[Records about charts and figures]
......
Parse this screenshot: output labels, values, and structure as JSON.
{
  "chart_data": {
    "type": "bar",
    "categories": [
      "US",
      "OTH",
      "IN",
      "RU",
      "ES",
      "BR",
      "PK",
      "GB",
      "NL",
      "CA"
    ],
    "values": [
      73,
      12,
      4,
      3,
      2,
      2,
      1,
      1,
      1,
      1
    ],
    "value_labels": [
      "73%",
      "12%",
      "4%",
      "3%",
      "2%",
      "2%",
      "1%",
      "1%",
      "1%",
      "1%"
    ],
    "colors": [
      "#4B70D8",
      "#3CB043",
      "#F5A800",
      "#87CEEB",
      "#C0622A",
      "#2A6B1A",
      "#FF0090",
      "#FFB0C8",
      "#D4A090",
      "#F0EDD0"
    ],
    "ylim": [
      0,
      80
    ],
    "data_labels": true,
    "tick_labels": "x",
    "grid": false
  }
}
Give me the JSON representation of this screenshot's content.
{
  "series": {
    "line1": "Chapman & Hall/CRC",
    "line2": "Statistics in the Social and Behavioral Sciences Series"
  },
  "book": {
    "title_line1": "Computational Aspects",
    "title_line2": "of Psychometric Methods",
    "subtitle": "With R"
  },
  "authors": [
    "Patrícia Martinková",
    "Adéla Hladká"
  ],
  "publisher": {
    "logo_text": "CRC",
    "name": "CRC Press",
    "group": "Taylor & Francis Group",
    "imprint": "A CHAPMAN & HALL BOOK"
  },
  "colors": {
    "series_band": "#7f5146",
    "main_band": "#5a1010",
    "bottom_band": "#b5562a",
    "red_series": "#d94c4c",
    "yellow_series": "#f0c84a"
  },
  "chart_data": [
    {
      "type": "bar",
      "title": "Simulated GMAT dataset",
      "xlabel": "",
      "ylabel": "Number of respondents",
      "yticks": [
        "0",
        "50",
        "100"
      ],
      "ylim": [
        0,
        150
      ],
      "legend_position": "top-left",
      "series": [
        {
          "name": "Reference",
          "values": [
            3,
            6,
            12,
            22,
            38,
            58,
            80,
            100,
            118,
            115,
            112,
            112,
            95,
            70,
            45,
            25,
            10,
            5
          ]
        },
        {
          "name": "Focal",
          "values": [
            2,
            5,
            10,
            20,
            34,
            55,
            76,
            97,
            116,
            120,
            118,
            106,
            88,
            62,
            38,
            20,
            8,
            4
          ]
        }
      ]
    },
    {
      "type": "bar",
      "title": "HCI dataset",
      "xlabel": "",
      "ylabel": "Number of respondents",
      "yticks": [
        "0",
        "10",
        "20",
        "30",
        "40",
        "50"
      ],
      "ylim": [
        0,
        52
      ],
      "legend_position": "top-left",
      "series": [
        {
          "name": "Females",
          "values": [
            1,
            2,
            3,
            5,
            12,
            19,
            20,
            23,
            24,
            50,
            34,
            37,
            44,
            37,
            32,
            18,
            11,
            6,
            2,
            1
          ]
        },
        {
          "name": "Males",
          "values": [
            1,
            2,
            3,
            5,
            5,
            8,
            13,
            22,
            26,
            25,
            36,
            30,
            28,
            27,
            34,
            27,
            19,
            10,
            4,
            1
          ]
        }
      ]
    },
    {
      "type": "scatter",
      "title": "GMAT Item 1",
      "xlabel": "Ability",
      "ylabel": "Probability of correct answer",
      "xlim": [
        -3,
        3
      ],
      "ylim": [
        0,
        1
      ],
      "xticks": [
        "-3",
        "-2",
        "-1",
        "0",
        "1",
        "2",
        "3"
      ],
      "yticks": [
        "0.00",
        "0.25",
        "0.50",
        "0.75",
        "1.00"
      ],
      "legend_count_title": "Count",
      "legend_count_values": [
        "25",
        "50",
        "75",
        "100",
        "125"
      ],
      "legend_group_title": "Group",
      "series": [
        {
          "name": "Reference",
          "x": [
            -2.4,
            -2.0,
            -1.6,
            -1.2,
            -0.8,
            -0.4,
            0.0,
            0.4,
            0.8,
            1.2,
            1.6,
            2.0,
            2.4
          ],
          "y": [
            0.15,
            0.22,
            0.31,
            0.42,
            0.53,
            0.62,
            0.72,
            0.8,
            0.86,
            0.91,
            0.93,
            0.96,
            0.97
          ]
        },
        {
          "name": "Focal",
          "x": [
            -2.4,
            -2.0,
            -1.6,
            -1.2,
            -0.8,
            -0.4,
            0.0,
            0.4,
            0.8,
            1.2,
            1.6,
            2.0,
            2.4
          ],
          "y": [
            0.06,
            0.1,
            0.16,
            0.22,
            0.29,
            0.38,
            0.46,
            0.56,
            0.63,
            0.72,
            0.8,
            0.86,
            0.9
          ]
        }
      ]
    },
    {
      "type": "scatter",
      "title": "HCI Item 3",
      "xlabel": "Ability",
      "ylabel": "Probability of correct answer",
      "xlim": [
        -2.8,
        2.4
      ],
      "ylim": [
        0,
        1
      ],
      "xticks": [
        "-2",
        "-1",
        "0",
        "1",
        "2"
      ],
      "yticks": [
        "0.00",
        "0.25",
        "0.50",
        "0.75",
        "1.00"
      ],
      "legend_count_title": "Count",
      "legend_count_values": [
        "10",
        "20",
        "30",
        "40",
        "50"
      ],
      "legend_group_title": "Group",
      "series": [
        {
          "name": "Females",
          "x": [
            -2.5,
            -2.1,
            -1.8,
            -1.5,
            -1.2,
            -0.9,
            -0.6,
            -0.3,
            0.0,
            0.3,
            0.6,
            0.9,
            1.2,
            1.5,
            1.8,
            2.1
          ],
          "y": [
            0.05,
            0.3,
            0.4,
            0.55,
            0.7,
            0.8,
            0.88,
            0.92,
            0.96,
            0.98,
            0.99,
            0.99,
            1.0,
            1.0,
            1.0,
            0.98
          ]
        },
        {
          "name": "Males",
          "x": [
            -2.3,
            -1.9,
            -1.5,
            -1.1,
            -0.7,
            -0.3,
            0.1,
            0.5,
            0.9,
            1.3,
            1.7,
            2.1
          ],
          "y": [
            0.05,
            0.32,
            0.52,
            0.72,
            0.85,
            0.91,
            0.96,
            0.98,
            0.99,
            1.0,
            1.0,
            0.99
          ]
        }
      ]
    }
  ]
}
......
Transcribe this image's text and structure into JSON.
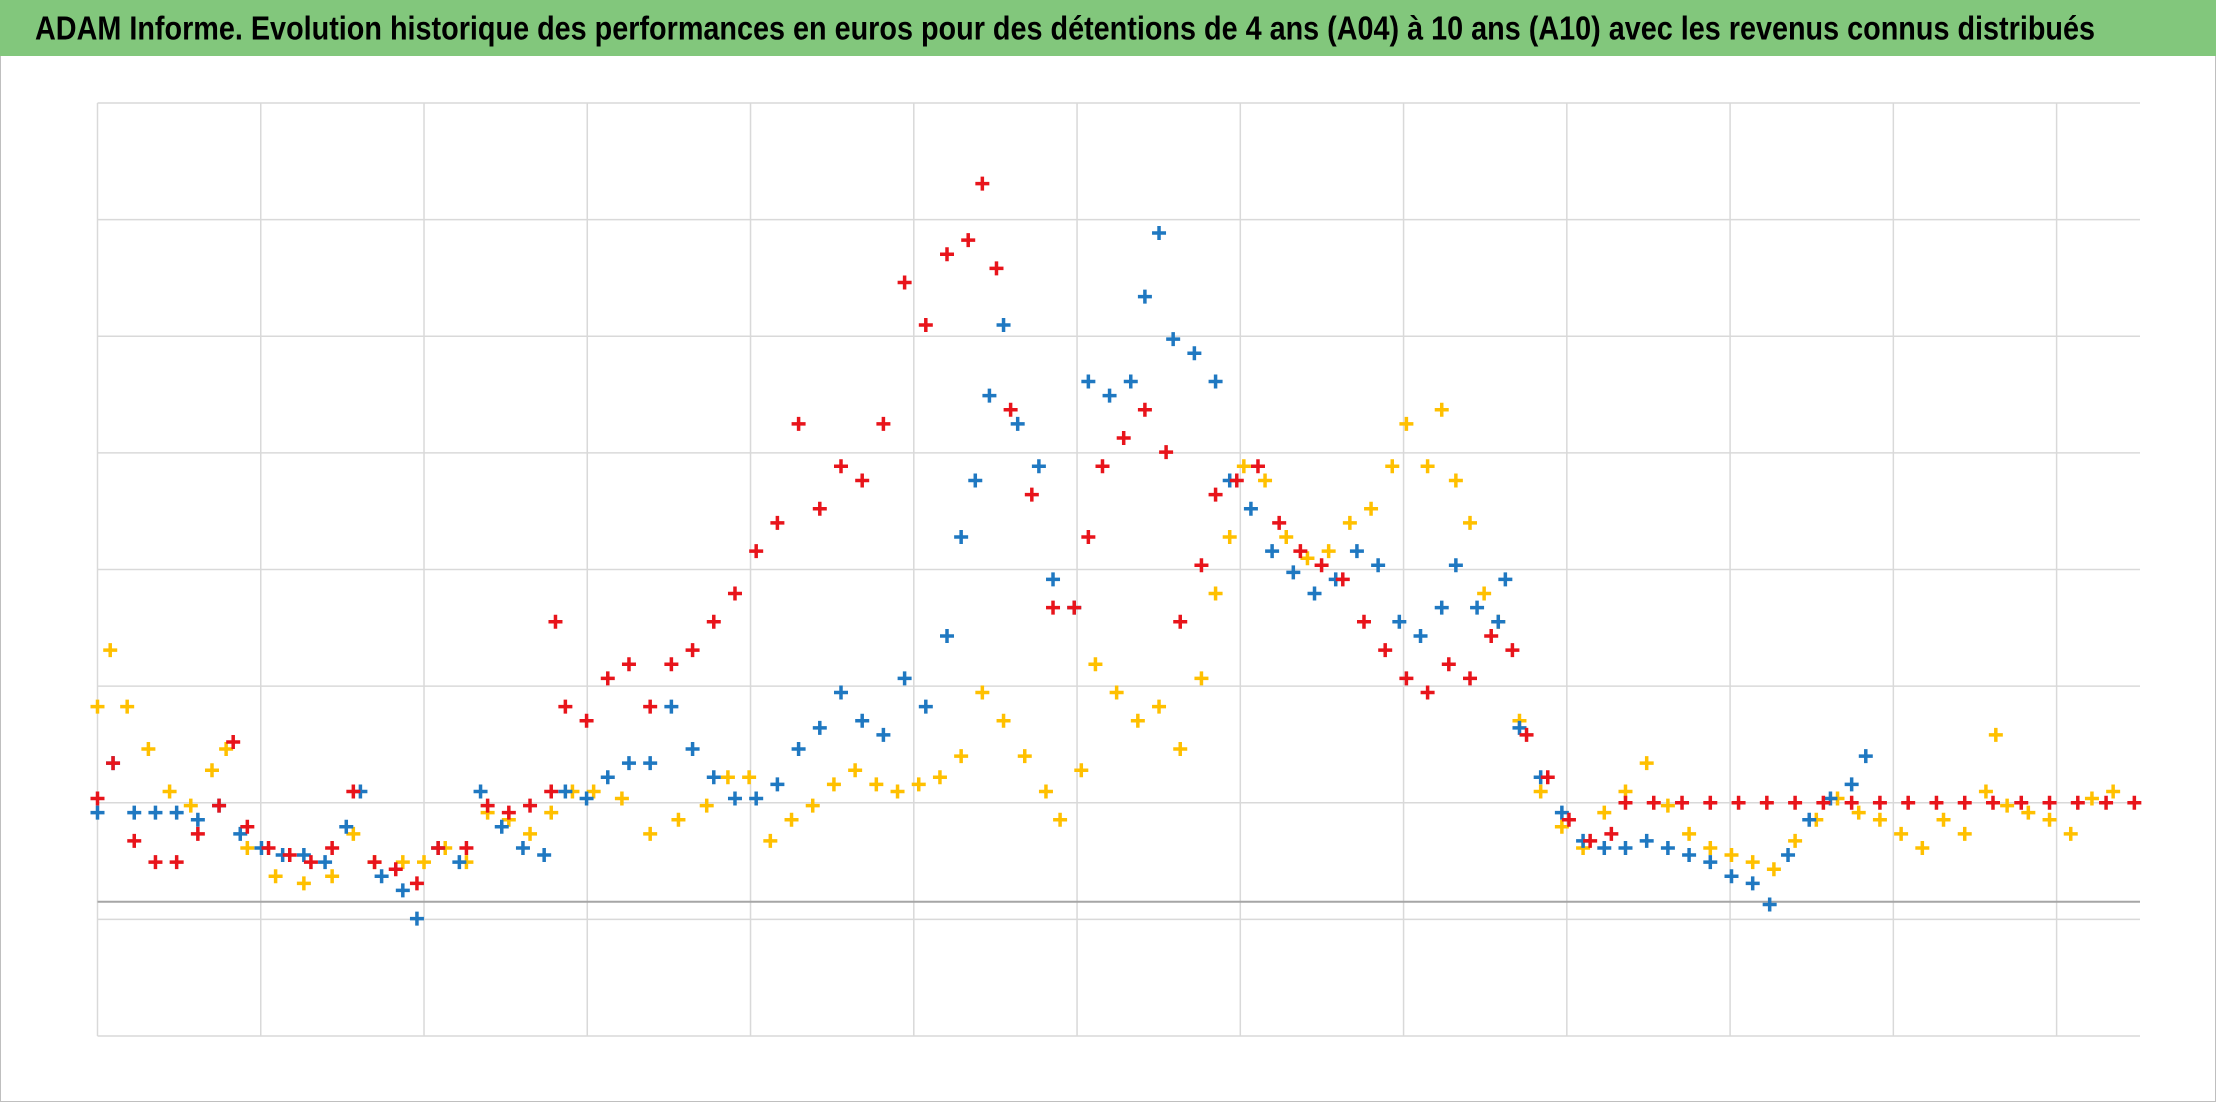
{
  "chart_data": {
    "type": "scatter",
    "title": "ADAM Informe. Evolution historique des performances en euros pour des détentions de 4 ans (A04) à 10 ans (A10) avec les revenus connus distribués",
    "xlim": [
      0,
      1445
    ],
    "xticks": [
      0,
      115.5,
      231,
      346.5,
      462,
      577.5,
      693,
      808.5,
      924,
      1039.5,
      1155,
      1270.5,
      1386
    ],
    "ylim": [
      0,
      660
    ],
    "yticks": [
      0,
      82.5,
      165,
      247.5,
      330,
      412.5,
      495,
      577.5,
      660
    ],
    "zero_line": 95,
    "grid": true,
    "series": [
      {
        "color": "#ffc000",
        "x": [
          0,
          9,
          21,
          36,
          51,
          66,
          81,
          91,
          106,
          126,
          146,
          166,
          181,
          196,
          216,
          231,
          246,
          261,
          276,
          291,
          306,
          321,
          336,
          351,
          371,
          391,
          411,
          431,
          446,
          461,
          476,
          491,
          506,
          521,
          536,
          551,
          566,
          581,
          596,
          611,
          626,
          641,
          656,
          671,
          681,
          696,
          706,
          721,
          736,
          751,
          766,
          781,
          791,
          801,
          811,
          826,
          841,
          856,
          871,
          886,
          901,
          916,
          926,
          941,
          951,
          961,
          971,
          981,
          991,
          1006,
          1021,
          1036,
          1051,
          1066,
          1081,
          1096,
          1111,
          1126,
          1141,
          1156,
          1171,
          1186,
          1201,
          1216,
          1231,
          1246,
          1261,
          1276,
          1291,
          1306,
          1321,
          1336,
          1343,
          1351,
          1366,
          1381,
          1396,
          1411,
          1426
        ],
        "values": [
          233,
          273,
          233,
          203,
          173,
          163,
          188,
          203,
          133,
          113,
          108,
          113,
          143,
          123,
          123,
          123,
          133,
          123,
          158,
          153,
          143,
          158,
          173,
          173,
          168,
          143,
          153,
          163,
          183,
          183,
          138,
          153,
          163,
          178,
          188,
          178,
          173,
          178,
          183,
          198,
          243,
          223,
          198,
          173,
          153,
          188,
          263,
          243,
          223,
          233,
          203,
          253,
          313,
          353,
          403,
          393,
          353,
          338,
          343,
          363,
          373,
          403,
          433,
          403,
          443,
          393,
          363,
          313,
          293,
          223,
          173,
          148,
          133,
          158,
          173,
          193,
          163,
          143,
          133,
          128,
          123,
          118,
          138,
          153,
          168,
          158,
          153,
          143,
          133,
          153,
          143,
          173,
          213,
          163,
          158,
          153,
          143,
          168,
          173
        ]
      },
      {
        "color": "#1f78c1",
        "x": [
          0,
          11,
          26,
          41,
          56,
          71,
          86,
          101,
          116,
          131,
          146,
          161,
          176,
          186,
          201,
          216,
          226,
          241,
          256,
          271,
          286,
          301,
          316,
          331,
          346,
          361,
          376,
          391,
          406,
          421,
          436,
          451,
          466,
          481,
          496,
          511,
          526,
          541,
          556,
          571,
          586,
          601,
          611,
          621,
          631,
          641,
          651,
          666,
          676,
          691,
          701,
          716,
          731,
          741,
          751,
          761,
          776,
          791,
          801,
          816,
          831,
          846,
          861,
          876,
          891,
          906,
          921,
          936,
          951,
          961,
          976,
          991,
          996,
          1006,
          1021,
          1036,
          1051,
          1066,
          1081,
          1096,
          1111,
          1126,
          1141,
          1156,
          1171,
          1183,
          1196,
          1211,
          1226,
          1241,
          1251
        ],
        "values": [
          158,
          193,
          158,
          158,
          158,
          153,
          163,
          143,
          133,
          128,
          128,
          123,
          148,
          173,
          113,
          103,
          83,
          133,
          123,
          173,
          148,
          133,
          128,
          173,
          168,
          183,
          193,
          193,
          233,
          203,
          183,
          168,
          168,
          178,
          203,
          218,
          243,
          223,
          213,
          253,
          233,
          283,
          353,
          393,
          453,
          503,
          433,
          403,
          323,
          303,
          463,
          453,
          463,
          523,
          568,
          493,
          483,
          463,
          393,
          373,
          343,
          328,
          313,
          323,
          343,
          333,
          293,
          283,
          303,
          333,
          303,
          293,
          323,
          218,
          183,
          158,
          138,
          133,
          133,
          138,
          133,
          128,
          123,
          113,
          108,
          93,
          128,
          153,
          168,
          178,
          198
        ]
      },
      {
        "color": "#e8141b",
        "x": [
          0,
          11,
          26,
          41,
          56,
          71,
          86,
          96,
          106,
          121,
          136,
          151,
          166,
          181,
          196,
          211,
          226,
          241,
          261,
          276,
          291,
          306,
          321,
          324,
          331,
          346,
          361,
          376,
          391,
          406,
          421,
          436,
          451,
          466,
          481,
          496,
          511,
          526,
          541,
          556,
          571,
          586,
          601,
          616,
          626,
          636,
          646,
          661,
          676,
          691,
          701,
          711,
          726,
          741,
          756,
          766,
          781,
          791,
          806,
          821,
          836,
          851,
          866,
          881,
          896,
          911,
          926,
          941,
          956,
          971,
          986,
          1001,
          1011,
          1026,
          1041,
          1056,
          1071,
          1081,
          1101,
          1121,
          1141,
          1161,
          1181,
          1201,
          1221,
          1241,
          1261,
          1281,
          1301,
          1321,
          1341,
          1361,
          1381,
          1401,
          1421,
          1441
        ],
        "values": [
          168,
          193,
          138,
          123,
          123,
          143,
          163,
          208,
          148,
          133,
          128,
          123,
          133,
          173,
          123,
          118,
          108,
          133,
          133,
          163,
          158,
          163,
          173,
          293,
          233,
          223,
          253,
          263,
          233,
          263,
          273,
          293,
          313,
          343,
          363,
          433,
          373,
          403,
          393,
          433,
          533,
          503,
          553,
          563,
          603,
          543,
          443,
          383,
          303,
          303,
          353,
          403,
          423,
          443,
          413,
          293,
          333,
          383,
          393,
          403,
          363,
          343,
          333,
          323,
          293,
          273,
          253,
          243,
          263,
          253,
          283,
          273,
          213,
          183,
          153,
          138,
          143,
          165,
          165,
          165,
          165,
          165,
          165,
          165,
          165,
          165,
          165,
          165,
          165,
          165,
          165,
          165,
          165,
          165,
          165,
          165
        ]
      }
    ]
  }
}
......
§ **INSTRUCTION**
Gather from the records above every line containing the string "GMAT".

§ **EXPECTED ANSWER**
      "title": "Simulated GMAT dataset",
      "title": "GMAT Item 1",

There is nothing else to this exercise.